(Extracted data entries)
================
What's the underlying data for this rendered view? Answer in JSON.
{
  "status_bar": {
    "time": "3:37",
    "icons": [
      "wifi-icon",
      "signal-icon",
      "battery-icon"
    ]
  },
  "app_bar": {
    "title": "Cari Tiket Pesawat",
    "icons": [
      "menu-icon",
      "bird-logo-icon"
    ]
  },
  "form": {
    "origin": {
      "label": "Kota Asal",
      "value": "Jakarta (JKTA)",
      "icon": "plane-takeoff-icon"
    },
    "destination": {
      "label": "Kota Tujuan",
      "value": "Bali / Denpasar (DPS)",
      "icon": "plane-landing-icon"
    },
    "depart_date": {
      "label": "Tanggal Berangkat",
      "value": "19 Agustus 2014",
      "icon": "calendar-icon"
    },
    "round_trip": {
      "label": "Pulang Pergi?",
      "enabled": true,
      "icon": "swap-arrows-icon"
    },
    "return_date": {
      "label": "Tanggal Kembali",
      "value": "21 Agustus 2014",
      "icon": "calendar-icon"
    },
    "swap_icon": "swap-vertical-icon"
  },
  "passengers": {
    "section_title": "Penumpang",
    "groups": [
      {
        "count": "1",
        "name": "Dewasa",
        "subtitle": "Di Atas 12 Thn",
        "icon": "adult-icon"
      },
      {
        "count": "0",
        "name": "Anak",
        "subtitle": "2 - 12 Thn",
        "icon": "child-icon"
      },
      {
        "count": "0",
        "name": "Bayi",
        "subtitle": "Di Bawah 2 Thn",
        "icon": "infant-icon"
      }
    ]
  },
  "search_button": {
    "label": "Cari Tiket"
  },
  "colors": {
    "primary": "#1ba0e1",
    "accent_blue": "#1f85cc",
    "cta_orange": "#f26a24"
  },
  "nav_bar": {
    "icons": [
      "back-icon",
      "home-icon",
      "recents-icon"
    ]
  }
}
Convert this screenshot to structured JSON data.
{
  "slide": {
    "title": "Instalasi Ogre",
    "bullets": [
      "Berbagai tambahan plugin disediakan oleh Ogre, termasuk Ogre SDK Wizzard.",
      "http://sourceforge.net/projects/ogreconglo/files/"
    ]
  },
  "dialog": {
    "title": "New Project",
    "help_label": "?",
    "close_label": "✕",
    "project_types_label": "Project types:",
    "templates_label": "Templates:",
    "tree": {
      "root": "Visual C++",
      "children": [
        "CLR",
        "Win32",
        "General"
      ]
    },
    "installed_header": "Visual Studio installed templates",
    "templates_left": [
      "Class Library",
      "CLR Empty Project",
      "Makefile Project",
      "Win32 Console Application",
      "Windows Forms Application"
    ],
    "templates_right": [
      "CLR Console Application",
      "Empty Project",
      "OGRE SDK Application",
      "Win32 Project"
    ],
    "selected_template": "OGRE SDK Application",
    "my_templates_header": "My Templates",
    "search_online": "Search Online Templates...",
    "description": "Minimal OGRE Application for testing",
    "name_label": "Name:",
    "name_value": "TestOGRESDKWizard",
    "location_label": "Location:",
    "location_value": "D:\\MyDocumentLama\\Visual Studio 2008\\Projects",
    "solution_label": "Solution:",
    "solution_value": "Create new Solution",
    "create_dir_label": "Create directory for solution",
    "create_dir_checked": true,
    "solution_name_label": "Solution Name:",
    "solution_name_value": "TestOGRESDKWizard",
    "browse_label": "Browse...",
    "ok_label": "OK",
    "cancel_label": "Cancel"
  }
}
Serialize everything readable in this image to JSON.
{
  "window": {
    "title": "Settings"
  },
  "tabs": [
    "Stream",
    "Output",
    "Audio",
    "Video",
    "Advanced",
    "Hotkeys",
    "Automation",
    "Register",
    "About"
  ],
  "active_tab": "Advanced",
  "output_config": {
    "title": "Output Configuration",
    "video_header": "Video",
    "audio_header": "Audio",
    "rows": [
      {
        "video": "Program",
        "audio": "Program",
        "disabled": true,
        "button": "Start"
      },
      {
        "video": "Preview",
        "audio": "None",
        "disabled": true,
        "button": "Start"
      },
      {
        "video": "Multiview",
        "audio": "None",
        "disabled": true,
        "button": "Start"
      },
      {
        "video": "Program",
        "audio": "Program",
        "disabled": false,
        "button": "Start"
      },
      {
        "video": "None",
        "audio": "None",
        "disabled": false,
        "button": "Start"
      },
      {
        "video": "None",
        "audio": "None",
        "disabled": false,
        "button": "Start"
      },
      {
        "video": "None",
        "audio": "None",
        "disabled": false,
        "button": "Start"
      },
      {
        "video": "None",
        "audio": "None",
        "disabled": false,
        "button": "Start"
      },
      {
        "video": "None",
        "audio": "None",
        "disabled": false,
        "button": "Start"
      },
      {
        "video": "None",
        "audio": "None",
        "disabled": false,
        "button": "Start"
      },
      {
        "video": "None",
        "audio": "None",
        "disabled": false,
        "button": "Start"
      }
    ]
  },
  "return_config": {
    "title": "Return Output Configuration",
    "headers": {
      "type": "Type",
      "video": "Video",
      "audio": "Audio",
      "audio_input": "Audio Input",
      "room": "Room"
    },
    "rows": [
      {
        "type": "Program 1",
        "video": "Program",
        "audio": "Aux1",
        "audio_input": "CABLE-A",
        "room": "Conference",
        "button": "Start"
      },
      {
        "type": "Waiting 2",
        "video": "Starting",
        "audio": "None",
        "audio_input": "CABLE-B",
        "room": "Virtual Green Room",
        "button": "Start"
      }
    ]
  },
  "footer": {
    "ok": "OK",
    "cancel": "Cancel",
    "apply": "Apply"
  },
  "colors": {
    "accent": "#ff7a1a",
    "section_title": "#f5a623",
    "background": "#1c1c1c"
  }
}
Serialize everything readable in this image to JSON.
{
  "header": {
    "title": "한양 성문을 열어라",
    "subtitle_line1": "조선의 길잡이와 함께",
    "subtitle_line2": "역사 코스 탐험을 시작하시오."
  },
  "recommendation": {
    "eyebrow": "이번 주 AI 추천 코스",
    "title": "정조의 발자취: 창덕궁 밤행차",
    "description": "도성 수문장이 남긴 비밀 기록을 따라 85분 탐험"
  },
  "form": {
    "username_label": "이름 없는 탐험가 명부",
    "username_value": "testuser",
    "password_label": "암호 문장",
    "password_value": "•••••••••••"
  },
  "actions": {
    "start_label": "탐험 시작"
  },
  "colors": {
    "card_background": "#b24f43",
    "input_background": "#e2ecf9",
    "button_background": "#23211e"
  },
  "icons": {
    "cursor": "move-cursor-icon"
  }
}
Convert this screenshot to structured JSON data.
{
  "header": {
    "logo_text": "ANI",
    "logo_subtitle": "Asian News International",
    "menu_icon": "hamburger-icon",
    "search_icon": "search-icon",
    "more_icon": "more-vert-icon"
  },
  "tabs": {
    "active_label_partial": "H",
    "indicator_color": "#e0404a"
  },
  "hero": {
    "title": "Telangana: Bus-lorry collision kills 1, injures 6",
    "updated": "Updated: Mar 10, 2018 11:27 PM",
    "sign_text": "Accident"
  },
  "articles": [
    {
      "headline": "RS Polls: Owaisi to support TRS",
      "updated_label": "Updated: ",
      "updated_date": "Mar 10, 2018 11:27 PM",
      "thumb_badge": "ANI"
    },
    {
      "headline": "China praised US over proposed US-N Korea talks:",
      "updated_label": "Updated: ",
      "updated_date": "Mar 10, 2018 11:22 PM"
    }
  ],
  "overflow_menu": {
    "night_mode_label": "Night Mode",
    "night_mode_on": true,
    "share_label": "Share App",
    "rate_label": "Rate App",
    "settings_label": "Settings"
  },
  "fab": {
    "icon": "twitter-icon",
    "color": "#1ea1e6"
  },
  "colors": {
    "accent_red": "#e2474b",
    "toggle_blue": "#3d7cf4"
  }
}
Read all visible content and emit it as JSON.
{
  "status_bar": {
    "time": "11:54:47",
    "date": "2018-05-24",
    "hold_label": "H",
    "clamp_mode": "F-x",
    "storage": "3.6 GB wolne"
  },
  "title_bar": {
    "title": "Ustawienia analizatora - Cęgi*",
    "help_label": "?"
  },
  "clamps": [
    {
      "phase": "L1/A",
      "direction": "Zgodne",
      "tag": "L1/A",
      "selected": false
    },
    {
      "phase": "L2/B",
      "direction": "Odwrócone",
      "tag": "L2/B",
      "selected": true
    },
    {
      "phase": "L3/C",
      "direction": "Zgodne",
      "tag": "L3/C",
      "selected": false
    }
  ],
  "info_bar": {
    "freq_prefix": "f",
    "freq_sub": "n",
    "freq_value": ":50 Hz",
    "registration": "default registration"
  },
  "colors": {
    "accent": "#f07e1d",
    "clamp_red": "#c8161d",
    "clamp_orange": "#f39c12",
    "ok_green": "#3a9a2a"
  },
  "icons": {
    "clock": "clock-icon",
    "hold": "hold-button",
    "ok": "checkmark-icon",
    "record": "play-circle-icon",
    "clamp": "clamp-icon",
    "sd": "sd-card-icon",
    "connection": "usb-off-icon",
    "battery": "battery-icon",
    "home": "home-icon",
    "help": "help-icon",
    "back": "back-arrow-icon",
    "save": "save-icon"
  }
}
================
▸ What to work on: Show all lines from the listing above in which "room" appears.

▸ Solution to the problem:
      "room": "Room"
        "room": "Conference",
        "room": "Virtual Green Room",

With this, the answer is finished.